- [Set exercise] Copy each line below that includes "last".

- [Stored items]
_____
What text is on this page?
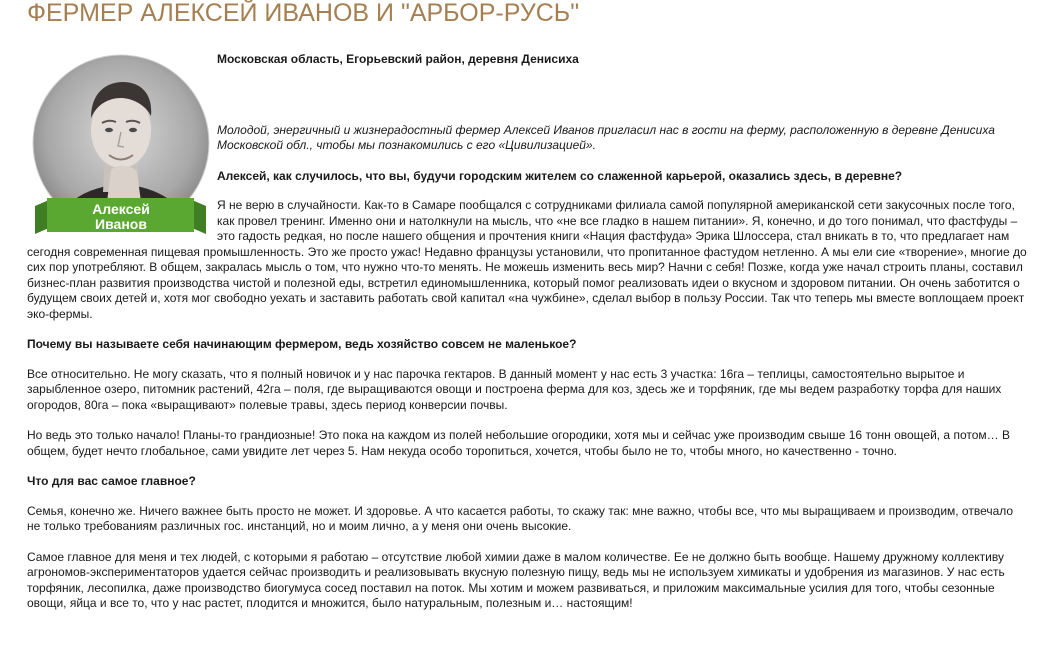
ФЕРМЕР АЛЕКСЕЙ ИВАНОВ И "АРБОР-РУСЬ"
Алексей
Иванов

Московская область, Егорьевский район, деревня Денисиха

Молодой, энергичный и жизнерадостный фермер Алексей Иванов пригласил нас в гости на ферму, расположенную в деревне Денисиха Московской обл., чтобы мы познакомились с его «Цивилизацией».

Алексей, как случилось, что вы, будучи городским жителем со слаженной карьерой, оказались здесь, в деревне?

Я не верю в случайности. Как-то в Самаре пообщался с сотрудниками филиала самой популярной американской сети закусочных после того, как провел тренинг. Именно они и натолкнули на мысль, что «не все гладко в нашем питании». Я, конечно, и до того понимал, что фастфуды – это гадость редкая, но после нашего общения и прочтения книги «Нация фастфуда» Эрика Шлоссера, стал вникать в то, что предлагает нам сегодня современная пищевая промышленность. Это же просто ужас! Недавно французы установили, что пропитанное фастудом нетленно. А мы ели сие «творение», многие до сих пор употребляют. В общем, закралась мысль о том, что нужно что-то менять. Не можешь изменить весь мир? Начни с себя! Позже, когда уже начал строить планы, составил бизнес-план развития производства чистой и полезной еды, встретил единомышленника, который помог реализовать идеи о вкусном и здоровом питании. Он очень заботится о будущем своих детей и, хотя мог свободно уехать и заставить работать свой капитал «на чужбине», сделал выбор в пользу России. Так что теперь мы вместе воплощаем проект эко-фермы.

Почему вы называете себя начинающим фермером, ведь хозяйство совсем не маленькое?

Все относительно. Не могу сказать, что я полный новичок и у нас парочка гектаров. В данный момент у нас есть 3 участка: 16га – теплицы, самостоятельно вырытое и зарыбленное озеро, питомник растений, 42га – поля, где выращиваются овощи и построена ферма для коз, здесь же и торфяник, где мы ведем разработку торфа для наших огородов, 80га – пока «выращивают» полевые травы, здесь период конверсии почвы.

Но ведь это только начало! Планы-то грандиозные! Это пока на каждом из полей небольшие огородики, хотя мы и сейчас уже производим свыше 16 тонн овощей, а потом… В общем, будет нечто глобальное, сами увидите лет через 5. Нам некуда особо торопиться, хочется, чтобы было не то, чтобы много, но качественно - точно.

Что для вас самое главное?

Семья, конечно же. Ничего важнее быть просто не может. И здоровье. А что касается работы, то скажу так: мне важно, чтобы все, что мы выращиваем и производим, отвечало не только требованиям различных гос. инстанций, но и моим лично, а у меня они очень высокие.

Самое главное для меня и тех людей, с которыми я работаю – отсутствие любой химии даже в малом количестве. Ее не должно быть вообще. Нашему дружному коллективу агрономов-экспериментаторов удается сейчас производить и реализовывать вкусную полезную пищу, ведь мы не используем химикаты и удобрения из магазинов. У нас есть торфяник, лесопилка, даже производство биогумуса сосед поставил на поток. Мы хотим и можем развиваться, и приложим максимальные усилия для того, чтобы сезонные овощи, яйца и все то, что у нас растет, плодится и множится, было натуральным, полезным и… настоящим!
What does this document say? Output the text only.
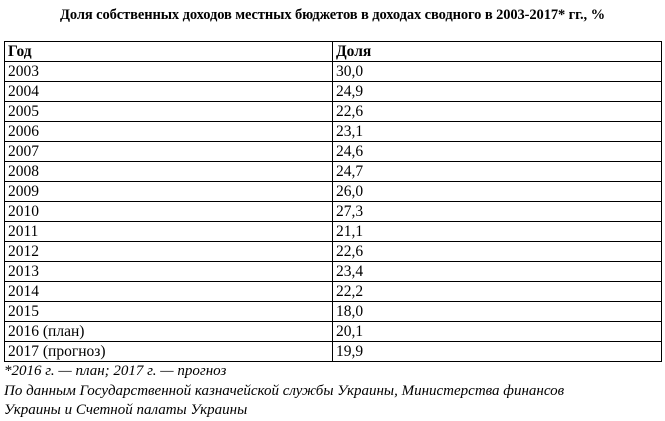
Доля собственных доходов местных бюджетов в доходах сводного в 2003-2017* гг., %
Год	Доля
2003	30,0
2004	24,9
2005	22,6
2006	23,1
2007	24,6
2008	24,7
2009	26,0
2010	27,3
2011	21,1
2012	22,6
2013	23,4
2014	22,2
2015	18,0
2016 (план)	20,1
2017 (прогноз)	19,9
*2016 г. — план; 2017 г. — прогноз
По данным Государственной казначейской службы Украины, Министерства финансов
Украины и Счетной палаты Украины
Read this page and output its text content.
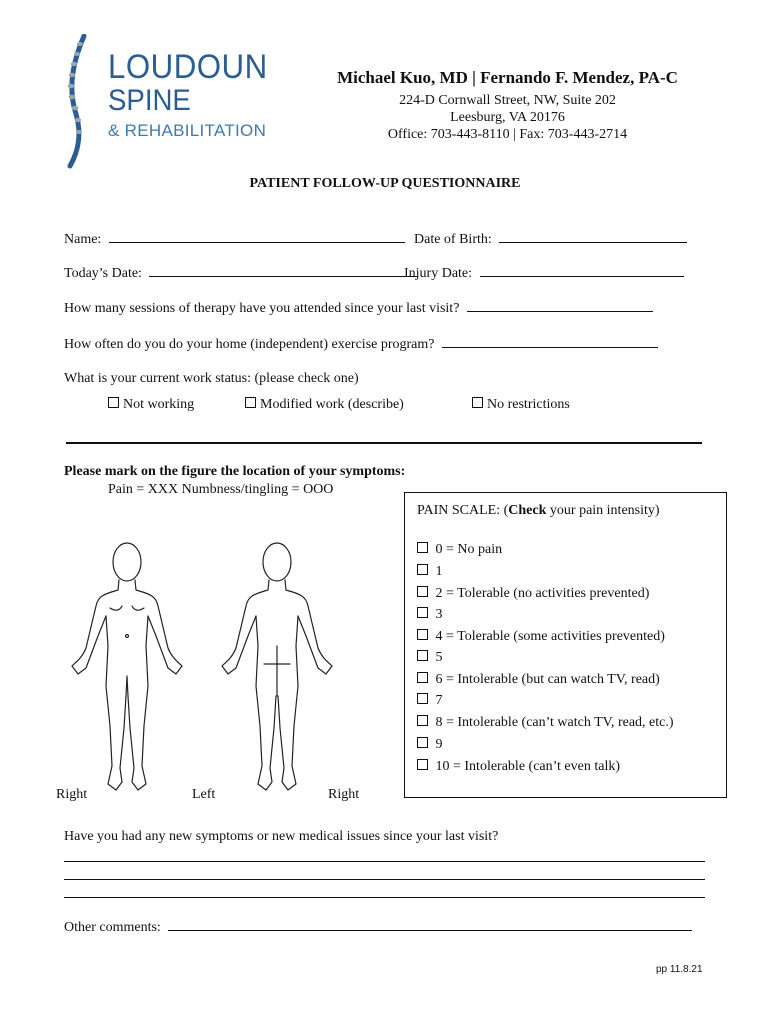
LOUDOUN
SPINE
& REHABILITATION
Michael Kuo, MD | Fernando F. Mendez, PA-C
224-D Cornwall Street, NW, Suite 202
Leesburg, VA 20176
Office: 703-443-8110 | Fax: 703-443-2714
PATIENT FOLLOW-UP QUESTIONNAIRE
Name:	Date of Birth:
Today’s Date:	Injury Date:
How many sessions of therapy have you attended since your last visit?
How often do you do your home (independent) exercise program?
What is your current work status: (please check one)
Not working	Modified work (describe)	No restrictions
Please mark on the figure the location of your symptoms:
Pain = XXX Numbness/tingling = OOO
Right	Left	Right
PAIN SCALE: (Check your pain intensity)
0 = No pain
1
2 = Tolerable (no activities prevented)
3
4 = Tolerable (some activities prevented)
5
6 = Intolerable (but can watch TV, read)
7
8 = Intolerable (can’t watch TV, read, etc.)
9
10 = Intolerable (can’t even talk)
Have you had any new symptoms or new medical issues since your last visit?
Other comments:
pp 11.8.21
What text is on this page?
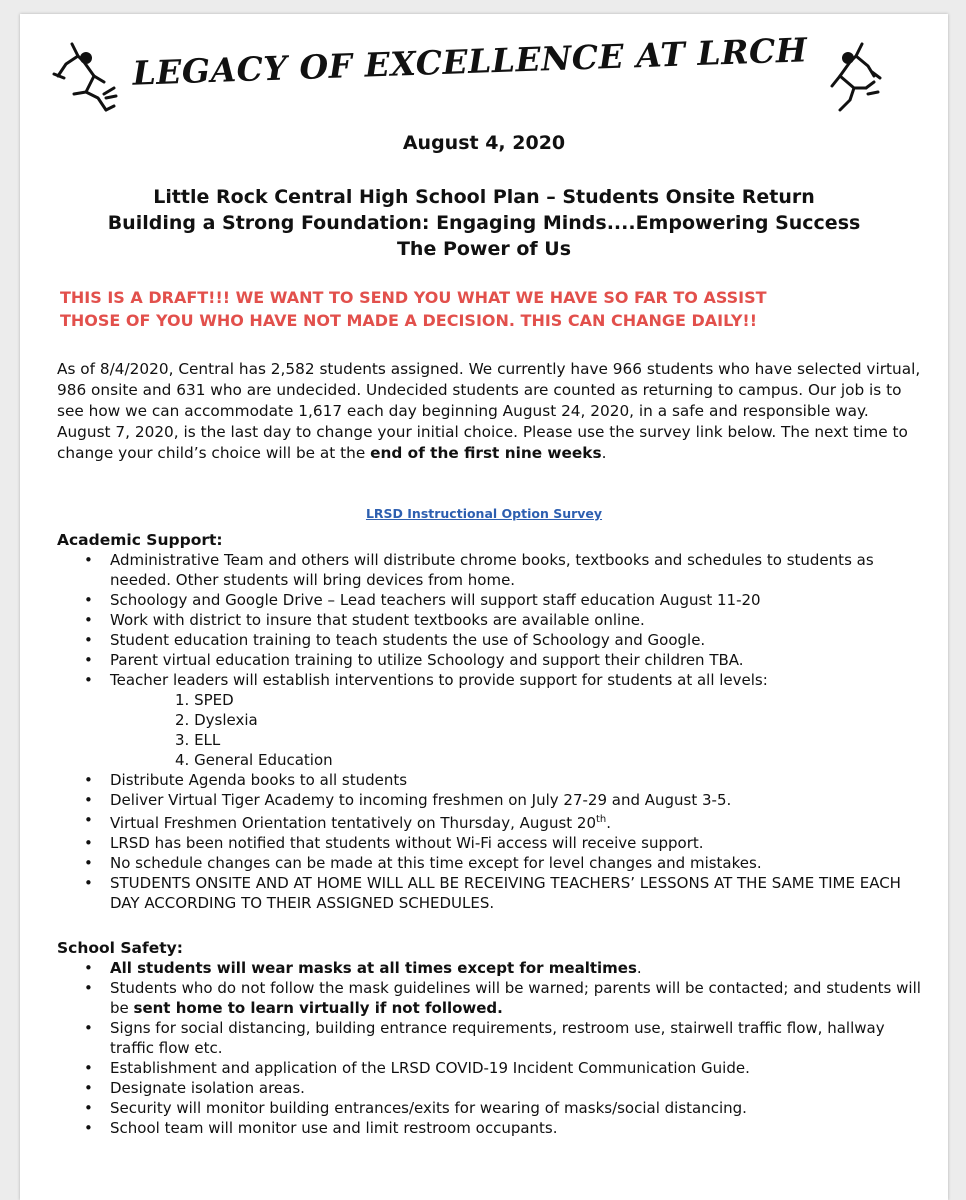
LEGACY OF EXCELLENCE AT LRCH
August 4, 2020
Little Rock Central High School Plan – Students Onsite Return
Building a Strong Foundation: Engaging Minds....Empowering Success
The Power of Us
THIS IS A DRAFT!!! WE WANT TO SEND YOU WHAT WE HAVE SO FAR TO ASSIST
THOSE OF YOU WHO HAVE NOT MADE A DECISION. THIS CAN CHANGE DAILY!!
As of 8/4/2020, Central has 2,582 students assigned. We currently have 966 students who have selected virtual, 986 onsite and 631 who are undecided. Undecided students are counted as returning to campus. Our job is to see how we can accommodate 1,617 each day beginning August 24, 2020, in a safe and responsible way. August 7, 2020, is the last day to change your initial choice. Please use the survey link below. The next time to change your child’s choice will be at the end of the first nine weeks.
LRSD Instructional Option Survey
Academic Support:
• Administrative Team and others will distribute chrome books, textbooks and schedules to students as needed. Other students will bring devices from home.
• Schoology and Google Drive – Lead teachers will support staff education August 11-20
• Work with district to insure that student textbooks are available online.
• Student education training to teach students the use of Schoology and Google.
• Parent virtual education training to utilize Schoology and support their children TBA.
• Teacher leaders will establish interventions to provide support for students at all levels:
1. SPED
2. Dyslexia
3. ELL
4. General Education
• Distribute Agenda books to all students
• Deliver Virtual Tiger Academy to incoming freshmen on July 27-29 and August 3-5.
• Virtual Freshmen Orientation tentatively on Thursday, August 20th.
• LRSD has been notified that students without Wi-Fi access will receive support.
• No schedule changes can be made at this time except for level changes and mistakes.
• STUDENTS ONSITE AND AT HOME WILL ALL BE RECEIVING TEACHERS’ LESSONS AT THE SAME TIME EACH DAY ACCORDING TO THEIR ASSIGNED SCHEDULES.
School Safety:
• All students will wear masks at all times except for mealtimes.
• Students who do not follow the mask guidelines will be warned; parents will be contacted; and students will be sent home to learn virtually if not followed.
• Signs for social distancing, building entrance requirements, restroom use, stairwell traffic flow, hallway traffic flow etc.
• Establishment and application of the LRSD COVID-19 Incident Communication Guide.
• Designate isolation areas.
• Security will monitor building entrances/exits for wearing of masks/social distancing.
• School team will monitor use and limit restroom occupants.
_____
- [Response for this exercise]
How many sessions of therapy have you attended since your last visit?
Have you had any new symptoms or new medical issues since your last visit?
As of 8/4/2020, Central has 2,582 students assigned. We currently have 966 students who have selected virtual, 986 onsite and 631 who are undecided. Undecided students are counted as returning to campus. Our job is to see how we can accommodate 1,617 each day beginning August 24, 2020, in a safe and responsible way. August 7, 2020, is the last day to change your initial choice. Please use the survey link below. The next time to change your child’s choice will be at the end of the first nine weeks.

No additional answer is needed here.